Without including any images, reproduce each entry exactly.

** Begin Source records **

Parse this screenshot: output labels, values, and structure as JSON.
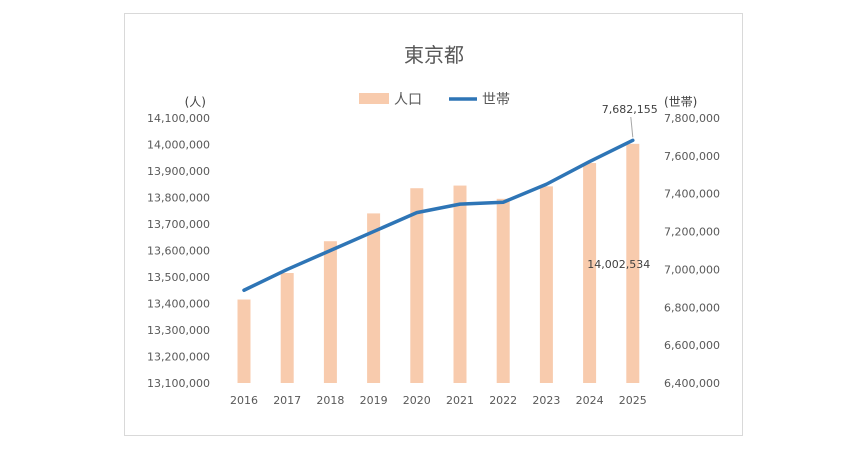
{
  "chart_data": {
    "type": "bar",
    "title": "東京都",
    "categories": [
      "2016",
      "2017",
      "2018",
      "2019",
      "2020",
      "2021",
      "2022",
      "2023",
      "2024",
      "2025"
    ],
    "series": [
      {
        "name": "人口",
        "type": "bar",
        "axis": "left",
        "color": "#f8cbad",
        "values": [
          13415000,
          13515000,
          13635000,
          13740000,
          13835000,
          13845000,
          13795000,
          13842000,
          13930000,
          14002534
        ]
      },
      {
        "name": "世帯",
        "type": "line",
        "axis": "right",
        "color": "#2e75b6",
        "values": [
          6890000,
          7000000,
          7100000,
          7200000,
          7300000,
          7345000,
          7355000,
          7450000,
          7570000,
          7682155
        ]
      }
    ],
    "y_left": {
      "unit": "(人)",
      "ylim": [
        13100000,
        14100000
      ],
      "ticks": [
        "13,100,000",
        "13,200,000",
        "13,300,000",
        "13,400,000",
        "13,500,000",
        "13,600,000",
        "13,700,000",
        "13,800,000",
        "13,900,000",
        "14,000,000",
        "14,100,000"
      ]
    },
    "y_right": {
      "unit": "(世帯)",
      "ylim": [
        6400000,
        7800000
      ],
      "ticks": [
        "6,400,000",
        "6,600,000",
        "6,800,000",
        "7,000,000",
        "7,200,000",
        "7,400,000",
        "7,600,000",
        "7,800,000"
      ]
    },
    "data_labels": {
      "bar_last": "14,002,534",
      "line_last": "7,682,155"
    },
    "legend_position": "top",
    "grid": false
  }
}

** End Source records **

_Exercise output_:
Parse this screenshot: output labels, values, and structure as JSON.
{
  "chart_data": {
    "type": "bar",
    "title": "東京都",
    "categories": [
      "2016",
      "2017",
      "2018",
      "2019",
      "2020",
      "2021",
      "2022",
      "2023",
      "2024",
      "2025"
    ],
    "series": [
      {
        "name": "人口",
        "type": "bar",
        "axis": "left",
        "color": "#f8cbad",
        "values": [
          13415000,
          13515000,
          13635000,
          13740000,
          13835000,
          13845000,
          13795000,
          13842000,
          13930000,
          14002534
        ]
      },
      {
        "name": "世帯",
        "type": "line",
        "axis": "right",
        "color": "#2e75b6",
        "values": [
          6890000,
          7000000,
          7100000,
          7200000,
          7300000,
          7345000,
          7355000,
          7450000,
          7570000,
          7682155
        ]
      }
    ],
    "y_left": {
      "unit": "(人)",
      "ylim": [
        13100000,
        14100000
      ],
      "ticks": [
        "13,100,000",
        "13,200,000",
        "13,300,000",
        "13,400,000",
        "13,500,000",
        "13,600,000",
        "13,700,000",
        "13,800,000",
        "13,900,000",
        "14,000,000",
        "14,100,000"
      ]
    },
    "y_right": {
      "unit": "(世帯)",
      "ylim": [
        6400000,
        7800000
      ],
      "ticks": [
        "6,400,000",
        "6,600,000",
        "6,800,000",
        "7,000,000",
        "7,200,000",
        "7,400,000",
        "7,600,000",
        "7,800,000"
      ]
    },
    "data_labels": {
      "bar_last": "14,002,534",
      "line_last": "7,682,155"
    },
    "legend_position": "top",
    "grid": false
  }
}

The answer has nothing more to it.